■ **Problem to solve**:
Return every record below exactly as written, but leave out the pictures.

Saved entries:

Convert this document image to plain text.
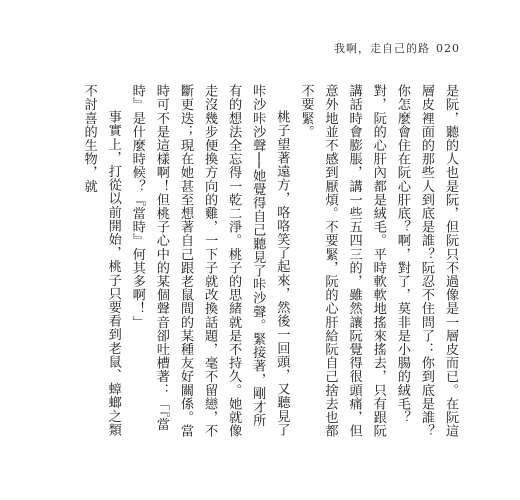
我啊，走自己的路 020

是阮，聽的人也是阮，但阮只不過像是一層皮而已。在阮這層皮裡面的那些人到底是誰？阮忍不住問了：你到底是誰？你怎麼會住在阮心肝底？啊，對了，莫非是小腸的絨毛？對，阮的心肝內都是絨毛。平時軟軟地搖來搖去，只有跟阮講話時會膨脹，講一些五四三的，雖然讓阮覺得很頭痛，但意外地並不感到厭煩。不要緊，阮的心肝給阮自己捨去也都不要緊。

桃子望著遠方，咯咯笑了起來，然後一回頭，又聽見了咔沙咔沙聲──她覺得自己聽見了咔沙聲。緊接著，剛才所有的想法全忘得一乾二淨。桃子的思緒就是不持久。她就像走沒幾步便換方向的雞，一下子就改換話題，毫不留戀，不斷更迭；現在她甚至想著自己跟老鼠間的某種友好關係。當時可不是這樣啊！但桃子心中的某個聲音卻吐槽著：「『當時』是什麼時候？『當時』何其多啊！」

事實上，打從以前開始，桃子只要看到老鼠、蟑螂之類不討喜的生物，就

■ **Exercise answer**:
Convert this document image to plain text.
我啊，走自己的路 020

是阮，聽的人也是阮，但阮只不過像是一層皮而已。在阮這層皮裡面的那些人到底是誰？阮忍不住問了：你到底是誰？你怎麼會住在阮心肝底？啊，對了，莫非是小腸的絨毛？對，阮的心肝內都是絨毛。平時軟軟地搖來搖去，只有跟阮講話時會膨脹，講一些五四三的，雖然讓阮覺得很頭痛，但意外地並不感到厭煩。不要緊，阮的心肝給阮自己捨去也都不要緊。

桃子望著遠方，咯咯笑了起來，然後一回頭，又聽見了咔沙咔沙聲──她覺得自己聽見了咔沙聲。緊接著，剛才所有的想法全忘得一乾二淨。桃子的思緒就是不持久。她就像走沒幾步便換方向的雞，一下子就改換話題，毫不留戀，不斷更迭；現在她甚至想著自己跟老鼠間的某種友好關係。當時可不是這樣啊！但桃子心中的某個聲音卻吐槽著：「『當時』是什麼時候？『當時』何其多啊！」

事實上，打從以前開始，桃子只要看到老鼠、蟑螂之類不討喜的生物，就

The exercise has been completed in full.